Quora’s Technology Examined

Quora has taken the tech and entrepreneurial world by storm, providing a system that works so fluidly that it is sometimes hard to see what the big fuss is all about. This slick tool is powered, not only by an intelligent crowd of askers and answerers, but by a well-crafted backend created by co-founders who honed their skills at Facebook.
It is not surprising that, with all the smart people using this smart tool, there are many pondering on how it works so well. The NoSQL boffins scratch their heads and ponder such questions as, “Why does Quora use MySQL as the data store rather than NoSQLs such as Cassandra, MongoDB, CouchDB, etc?“.
In this blog post I will delve into the snippets of information available on Quora and look at Quora from a technical perspective. What technical decisions have they made? What does their architecture look like? What languages and frameworks do they use? How do they make that search bar respond so quickly?

Components Of Quora

The general components that make up Quora are…
  • You can ask questions
  • You can answer questions (anonymously if you desire)
  • You can comment on answered questions
  • You can vote-up or vote-down answers to questions
  • Questions can be assigned to topics
  • You can write a post (a informative statement, rather like a orphaned answer or blog post)
  • You can follow questions, topics or other users
  • A super-fast auto-complete search-box at the top, which doubles as the method for entering new questions
The last point, the super-fast auto-complete search-box, is one of the defining features of Quora. You can see immediately, as you begin to enter a question, whether somebody else has already asked that question or if there is a topic or post on the subject. Let’s start there…

What’s Cooking Under That Hood?

DATASET CONTENT
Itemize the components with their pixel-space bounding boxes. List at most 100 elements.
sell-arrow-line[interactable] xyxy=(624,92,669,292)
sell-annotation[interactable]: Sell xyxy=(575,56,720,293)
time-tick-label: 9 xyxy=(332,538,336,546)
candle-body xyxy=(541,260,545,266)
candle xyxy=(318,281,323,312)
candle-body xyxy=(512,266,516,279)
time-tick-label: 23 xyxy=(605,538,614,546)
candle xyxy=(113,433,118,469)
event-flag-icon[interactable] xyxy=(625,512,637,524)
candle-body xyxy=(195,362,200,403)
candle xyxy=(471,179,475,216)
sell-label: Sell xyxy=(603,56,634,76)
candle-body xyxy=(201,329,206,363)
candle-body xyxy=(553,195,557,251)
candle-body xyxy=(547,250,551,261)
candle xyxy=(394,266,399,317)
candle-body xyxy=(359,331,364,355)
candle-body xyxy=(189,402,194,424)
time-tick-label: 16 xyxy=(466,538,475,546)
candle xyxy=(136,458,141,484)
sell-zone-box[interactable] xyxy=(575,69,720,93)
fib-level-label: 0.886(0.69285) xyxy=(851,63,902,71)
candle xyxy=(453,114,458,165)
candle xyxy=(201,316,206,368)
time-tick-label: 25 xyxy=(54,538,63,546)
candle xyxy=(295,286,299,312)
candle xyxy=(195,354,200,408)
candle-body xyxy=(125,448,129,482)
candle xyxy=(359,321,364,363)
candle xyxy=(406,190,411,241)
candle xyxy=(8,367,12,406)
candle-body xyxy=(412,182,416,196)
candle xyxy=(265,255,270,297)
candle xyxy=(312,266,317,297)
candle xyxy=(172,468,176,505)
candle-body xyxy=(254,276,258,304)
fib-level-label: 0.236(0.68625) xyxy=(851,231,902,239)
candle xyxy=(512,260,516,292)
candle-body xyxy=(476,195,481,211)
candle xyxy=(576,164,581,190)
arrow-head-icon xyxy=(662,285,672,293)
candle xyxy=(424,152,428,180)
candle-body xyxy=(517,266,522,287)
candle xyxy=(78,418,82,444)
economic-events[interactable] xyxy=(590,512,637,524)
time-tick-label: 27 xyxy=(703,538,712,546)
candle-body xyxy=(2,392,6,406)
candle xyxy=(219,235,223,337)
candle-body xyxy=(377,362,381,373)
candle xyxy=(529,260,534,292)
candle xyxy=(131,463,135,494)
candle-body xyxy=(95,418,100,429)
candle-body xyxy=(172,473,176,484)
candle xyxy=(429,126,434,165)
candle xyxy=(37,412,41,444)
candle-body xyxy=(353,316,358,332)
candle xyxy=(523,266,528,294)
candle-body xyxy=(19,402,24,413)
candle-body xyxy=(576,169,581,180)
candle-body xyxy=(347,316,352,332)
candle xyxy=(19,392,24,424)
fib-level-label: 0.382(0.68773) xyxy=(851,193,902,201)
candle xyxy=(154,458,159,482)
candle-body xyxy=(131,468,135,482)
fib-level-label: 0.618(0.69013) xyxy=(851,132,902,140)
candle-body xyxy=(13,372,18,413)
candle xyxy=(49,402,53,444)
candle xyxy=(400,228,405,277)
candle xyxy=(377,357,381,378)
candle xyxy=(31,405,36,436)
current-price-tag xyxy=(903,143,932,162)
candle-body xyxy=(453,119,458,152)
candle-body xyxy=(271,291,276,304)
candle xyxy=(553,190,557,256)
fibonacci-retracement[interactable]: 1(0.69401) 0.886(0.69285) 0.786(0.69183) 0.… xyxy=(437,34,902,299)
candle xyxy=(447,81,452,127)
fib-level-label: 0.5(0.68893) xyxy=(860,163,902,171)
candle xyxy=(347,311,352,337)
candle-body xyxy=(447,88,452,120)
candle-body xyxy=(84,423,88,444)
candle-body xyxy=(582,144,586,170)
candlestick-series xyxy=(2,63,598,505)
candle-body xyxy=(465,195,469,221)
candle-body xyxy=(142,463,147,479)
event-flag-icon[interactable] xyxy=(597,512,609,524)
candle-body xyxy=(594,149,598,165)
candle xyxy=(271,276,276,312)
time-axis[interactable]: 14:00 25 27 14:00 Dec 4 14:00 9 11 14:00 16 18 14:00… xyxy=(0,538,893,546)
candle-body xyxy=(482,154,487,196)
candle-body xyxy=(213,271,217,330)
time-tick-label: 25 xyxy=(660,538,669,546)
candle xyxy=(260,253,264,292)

THE EXERCISE
Copy the Quora technology article again, everything from "It is not surprising" down to "respond so quickly?", substituting "PostgreSQL" for "MySQL".

THE COMPLETED TASK
It is not surprising that, with all the smart people using this smart tool, there are many pondering on how it works so well. The NoSQL boffins scratch their heads and ponder such questions as, “Why does Quora use PostgreSQL as the data store rather than NoSQLs such as Cassandra, MongoDB, CouchDB, etc?“.
In this blog post I will delve into the snippets of information available on Quora and look at Quora from a technical perspective. What technical decisions have they made? What does their architecture look like? What languages and frameworks do they use? How do they make that search bar respond so quickly?